What the task asks – Give the entries again exactly, every one of them.

··········

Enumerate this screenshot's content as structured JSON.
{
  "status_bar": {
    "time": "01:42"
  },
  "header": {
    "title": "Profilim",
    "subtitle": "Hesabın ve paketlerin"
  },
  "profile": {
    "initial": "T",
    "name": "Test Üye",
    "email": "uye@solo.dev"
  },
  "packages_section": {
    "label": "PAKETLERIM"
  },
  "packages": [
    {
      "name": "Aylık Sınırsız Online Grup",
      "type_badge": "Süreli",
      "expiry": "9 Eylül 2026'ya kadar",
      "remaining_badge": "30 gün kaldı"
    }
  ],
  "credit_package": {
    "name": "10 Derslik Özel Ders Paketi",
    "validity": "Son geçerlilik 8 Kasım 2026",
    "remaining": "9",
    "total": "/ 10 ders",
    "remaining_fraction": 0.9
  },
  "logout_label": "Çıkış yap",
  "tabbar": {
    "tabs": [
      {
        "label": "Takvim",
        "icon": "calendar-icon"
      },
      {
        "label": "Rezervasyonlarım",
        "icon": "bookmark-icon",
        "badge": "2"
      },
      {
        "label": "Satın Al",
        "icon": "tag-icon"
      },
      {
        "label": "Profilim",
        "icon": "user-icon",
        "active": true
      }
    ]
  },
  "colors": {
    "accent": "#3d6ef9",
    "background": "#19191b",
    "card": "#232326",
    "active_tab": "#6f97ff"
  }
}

··········

Full solution –
Enumerate this screenshot's content as structured JSON.
{
  "status_bar": {
    "time": "01:42"
  },
  "header": {
    "title": "Profilim",
    "subtitle": "Hesabın ve paketlerin"
  },
  "profile": {
    "initial": "T",
    "name": "Test Üye",
    "email": "uye@solo.dev"
  },
  "packages_section": {
    "label": "PAKETLERIM"
  },
  "packages": [
    {
      "name": "Aylık Sınırsız Online Grup",
      "type_badge": "Süreli",
      "expiry": "9 Eylül 2026'ya kadar",
      "remaining_badge": "30 gün kaldı"
    }
  ],
  "credit_package": {
    "name": "10 Derslik Özel Ders Paketi",
    "validity": "Son geçerlilik 8 Kasım 2026",
    "remaining": "9",
    "total": "/ 10 ders",
    "remaining_fraction": 0.9
  },
  "logout_label": "Çıkış yap",
  "tabbar": {
    "tabs": [
      {
        "label": "Takvim",
        "icon": "calendar-icon"
      },
      {
        "label": "Rezervasyonlarım",
        "icon": "bookmark-icon",
        "badge": "2"
      },
      {
        "label": "Satın Al",
        "icon": "tag-icon"
      },
      {
        "label": "Profilim",
        "icon": "user-icon",
        "active": true
      }
    ]
  },
  "colors": {
    "accent": "#3d6ef9",
    "background": "#19191b",
    "card": "#232326",
    "active_tab": "#6f97ff"
  }
}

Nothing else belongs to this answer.